* **THE DATA**:
────────────────

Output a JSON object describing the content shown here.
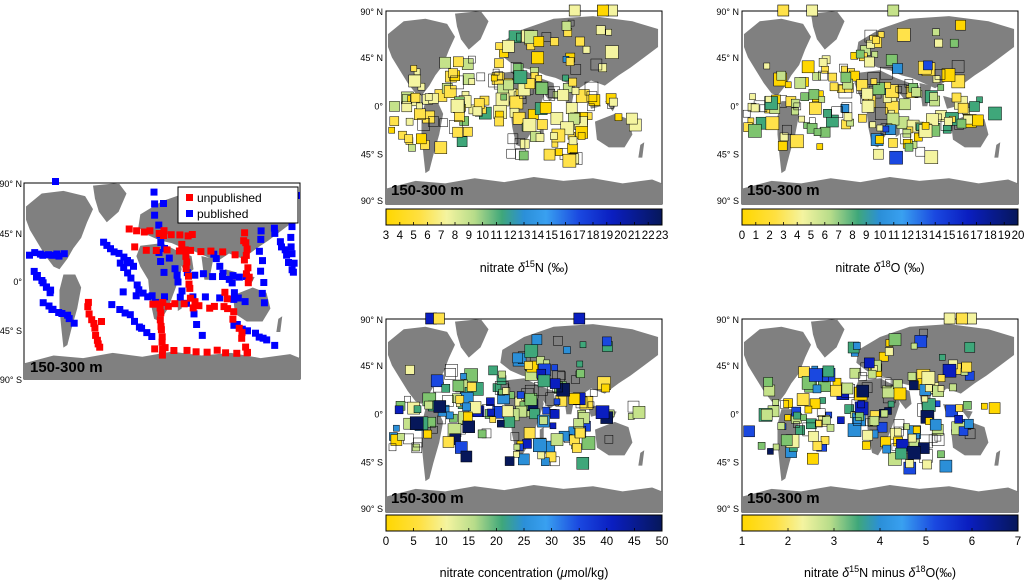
{
  "figure": {
    "depth_label": "150-300 m",
    "lat_labels": [
      "90° N",
      "45° N",
      "0°",
      "45° S",
      "90° S"
    ],
    "land_color": "#808080",
    "ocean_color": "#ffffff"
  },
  "coverage_map": {
    "legend": [
      {
        "label": "unpublished",
        "color": "#ff0000"
      },
      {
        "label": "published",
        "color": "#0000ff"
      }
    ]
  },
  "maps": [
    {
      "id": "d15n",
      "caption_parts": [
        "nitrate ",
        "δ",
        "15",
        "N (‰)"
      ],
      "colorbar": {
        "min": 3,
        "max": 23,
        "ticks": [
          "3",
          "4",
          "5",
          "6",
          "7",
          "8",
          "9",
          "10",
          "11",
          "12",
          "13",
          "14",
          "15",
          "16",
          "17",
          "18",
          "19",
          "20",
          "21",
          "22",
          "23"
        ],
        "colors": [
          "#ffd700",
          "#fff68f",
          "#c8e68c",
          "#4caf7a",
          "#2fa0e6",
          "#0a2fd0",
          "#050a6a"
        ]
      }
    },
    {
      "id": "d18o",
      "caption_parts": [
        "nitrate ",
        "δ",
        "18",
        "O (‰)"
      ],
      "colorbar": {
        "min": 0,
        "max": 20,
        "ticks": [
          "0",
          "1",
          "2",
          "3",
          "4",
          "5",
          "6",
          "7",
          "8",
          "9",
          "10",
          "11",
          "12",
          "13",
          "14",
          "15",
          "16",
          "17",
          "18",
          "19",
          "20"
        ],
        "colors": [
          "#ffd700",
          "#fff68f",
          "#c8e68c",
          "#4caf7a",
          "#2fa0e6",
          "#0a2fd0",
          "#050a6a"
        ]
      }
    },
    {
      "id": "no3",
      "caption_parts": [
        "nitrate concentration (",
        "μ",
        "mol/kg)"
      ],
      "colorbar": {
        "min": 0,
        "max": 50,
        "ticks": [
          "0",
          "5",
          "10",
          "15",
          "20",
          "25",
          "30",
          "35",
          "40",
          "45",
          "50"
        ],
        "colors": [
          "#ffd700",
          "#fff68f",
          "#c8e68c",
          "#4caf7a",
          "#2fa0e6",
          "#0a2fd0",
          "#050a6a"
        ]
      }
    },
    {
      "id": "diff",
      "caption_parts": [
        "nitrate ",
        "δ",
        "15",
        "N minus ",
        "δ",
        "18",
        "O(‰)"
      ],
      "colorbar": {
        "min": 1,
        "max": 7,
        "ticks": [
          "1",
          "2",
          "3",
          "4",
          "5",
          "6",
          "7"
        ],
        "colors": [
          "#ffd700",
          "#fff68f",
          "#c8e68c",
          "#4caf7a",
          "#2fa0e6",
          "#0a2fd0",
          "#050a6a"
        ]
      }
    }
  ]
}
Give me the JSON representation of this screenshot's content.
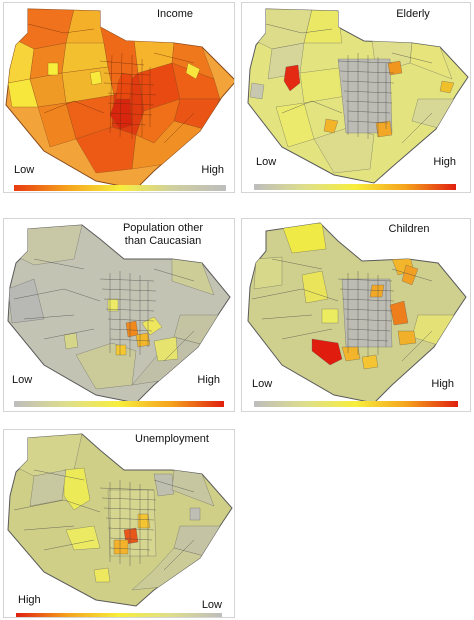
{
  "figure": {
    "panels": [
      {
        "id": "income",
        "title_lines": [
          "Income"
        ],
        "legend_left": "Low",
        "legend_right": "High",
        "ramp": [
          "#e83a10",
          "#f5a21c",
          "#f7ee3c",
          "#cfcfa0",
          "#bdbdbd"
        ],
        "base_fill": "#f2a43a",
        "line_color": "#8a4a1c"
      },
      {
        "id": "elderly",
        "title_lines": [
          "Elderly"
        ],
        "legend_left": "Low",
        "legend_right": "High",
        "ramp": [
          "#bdbdbd",
          "#dede8c",
          "#f7ee3c",
          "#f5a21c",
          "#e02010"
        ],
        "base_fill": "#e3e480",
        "line_color": "#5a5a5a"
      },
      {
        "id": "non-caucasian",
        "title_lines": [
          "Population other",
          "than Caucasian"
        ],
        "legend_left": "Low",
        "legend_right": "High",
        "ramp": [
          "#bdbdbd",
          "#dede8c",
          "#f7ee3c",
          "#f5a21c",
          "#e02010"
        ],
        "base_fill": "#c3c3b4",
        "line_color": "#5a5a5a"
      },
      {
        "id": "children",
        "title_lines": [
          "Children"
        ],
        "legend_left": "Low",
        "legend_right": "High",
        "ramp": [
          "#bdbdbd",
          "#dede8c",
          "#f7ee3c",
          "#f5a21c",
          "#e02010"
        ],
        "base_fill": "#cfd08e",
        "line_color": "#5a5a5a"
      },
      {
        "id": "unemployment",
        "title_lines": [
          "Unemployment"
        ],
        "legend_left": "High",
        "legend_right": "Low",
        "ramp": [
          "#e02010",
          "#f5a21c",
          "#f7ee3c",
          "#dede8c",
          "#bdbdbd"
        ],
        "base_fill": "#cfcf88",
        "line_color": "#5a5a5a"
      }
    ]
  }
}
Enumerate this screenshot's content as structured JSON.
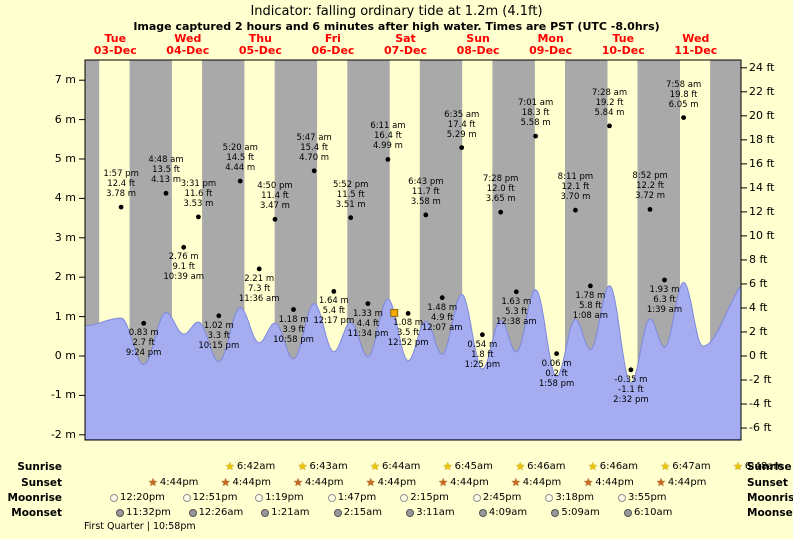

────────────────

* **WHAT NEEDS TO BE DONE**: Quote each entry above verbatim and drop the pictures.

* **EXERCISE RESULT**:
Output a JSON object describing the content shown here.
{
  "figure": {
    "depth_label": "150-300 m",
    "lat_labels": [
      "90° N",
      "45° N",
      "0°",
      "45° S",
      "90° S"
    ],
    "land_color": "#808080",
    "ocean_color": "#ffffff"
  },
  "coverage_map": {
    "legend": [
      {
        "label": "unpublished",
        "color": "#ff0000"
      },
      {
        "label": "published",
        "color": "#0000ff"
      }
    ]
  },
  "maps": [
    {
      "id": "d15n",
      "caption_parts": [
        "nitrate ",
        "δ",
        "15",
        "N (‰)"
      ],
      "colorbar": {
        "min": 3,
        "max": 23,
        "ticks": [
          "3",
          "4",
          "5",
          "6",
          "7",
          "8",
          "9",
          "10",
          "11",
          "12",
          "13",
          "14",
          "15",
          "16",
          "17",
          "18",
          "19",
          "20",
          "21",
          "22",
          "23"
        ],
        "colors": [
          "#ffd700",
          "#fff68f",
          "#c8e68c",
          "#4caf7a",
          "#2fa0e6",
          "#0a2fd0",
          "#050a6a"
        ]
      }
    },
    {
      "id": "d18o",
      "caption_parts": [
        "nitrate ",
        "δ",
        "18",
        "O (‰)"
      ],
      "colorbar": {
        "min": 0,
        "max": 20,
        "ticks": [
          "0",
          "1",
          "2",
          "3",
          "4",
          "5",
          "6",
          "7",
          "8",
          "9",
          "10",
          "11",
          "12",
          "13",
          "14",
          "15",
          "16",
          "17",
          "18",
          "19",
          "20"
        ],
        "colors": [
          "#ffd700",
          "#fff68f",
          "#c8e68c",
          "#4caf7a",
          "#2fa0e6",
          "#0a2fd0",
          "#050a6a"
        ]
      }
    },
    {
      "id": "no3",
      "caption_parts": [
        "nitrate concentration (",
        "μ",
        "mol/kg)"
      ],
      "colorbar": {
        "min": 0,
        "max": 50,
        "ticks": [
          "0",
          "5",
          "10",
          "15",
          "20",
          "25",
          "30",
          "35",
          "40",
          "45",
          "50"
        ],
        "colors": [
          "#ffd700",
          "#fff68f",
          "#c8e68c",
          "#4caf7a",
          "#2fa0e6",
          "#0a2fd0",
          "#050a6a"
        ]
      }
    },
    {
      "id": "diff",
      "caption_parts": [
        "nitrate ",
        "δ",
        "15",
        "N minus ",
        "δ",
        "18",
        "O(‰)"
      ],
      "colorbar": {
        "min": 1,
        "max": 7,
        "ticks": [
          "1",
          "2",
          "3",
          "4",
          "5",
          "6",
          "7"
        ],
        "colors": [
          "#ffd700",
          "#fff68f",
          "#c8e68c",
          "#4caf7a",
          "#2fa0e6",
          "#0a2fd0",
          "#050a6a"
        ]
      }
    }
  ]
}
Give me the JSON representation of this screenshot's content.
{
  "figure": {
    "panels": [
      {
        "id": "income",
        "title_lines": [
          "Income"
        ],
        "legend_left": "Low",
        "legend_right": "High",
        "ramp": [
          "#e83a10",
          "#f5a21c",
          "#f7ee3c",
          "#cfcfa0",
          "#bdbdbd"
        ],
        "base_fill": "#f2a43a",
        "line_color": "#8a4a1c"
      },
      {
        "id": "elderly",
        "title_lines": [
          "Elderly"
        ],
        "legend_left": "Low",
        "legend_right": "High",
        "ramp": [
          "#bdbdbd",
          "#dede8c",
          "#f7ee3c",
          "#f5a21c",
          "#e02010"
        ],
        "base_fill": "#e3e480",
        "line_color": "#5a5a5a"
      },
      {
        "id": "non-caucasian",
        "title_lines": [
          "Population other",
          "than Caucasian"
        ],
        "legend_left": "Low",
        "legend_right": "High",
        "ramp": [
          "#bdbdbd",
          "#dede8c",
          "#f7ee3c",
          "#f5a21c",
          "#e02010"
        ],
        "base_fill": "#c3c3b4",
        "line_color": "#5a5a5a"
      },
      {
        "id": "children",
        "title_lines": [
          "Children"
        ],
        "legend_left": "Low",
        "legend_right": "High",
        "ramp": [
          "#bdbdbd",
          "#dede8c",
          "#f7ee3c",
          "#f5a21c",
          "#e02010"
        ],
        "base_fill": "#cfd08e",
        "line_color": "#5a5a5a"
      },
      {
        "id": "unemployment",
        "title_lines": [
          "Unemployment"
        ],
        "legend_left": "High",
        "legend_right": "Low",
        "ramp": [
          "#e02010",
          "#f5a21c",
          "#f7ee3c",
          "#dede8c",
          "#bdbdbd"
        ],
        "base_fill": "#cfcf88",
        "line_color": "#5a5a5a"
      }
    ]
  }
}
Enumerate this screenshot's content as structured JSON.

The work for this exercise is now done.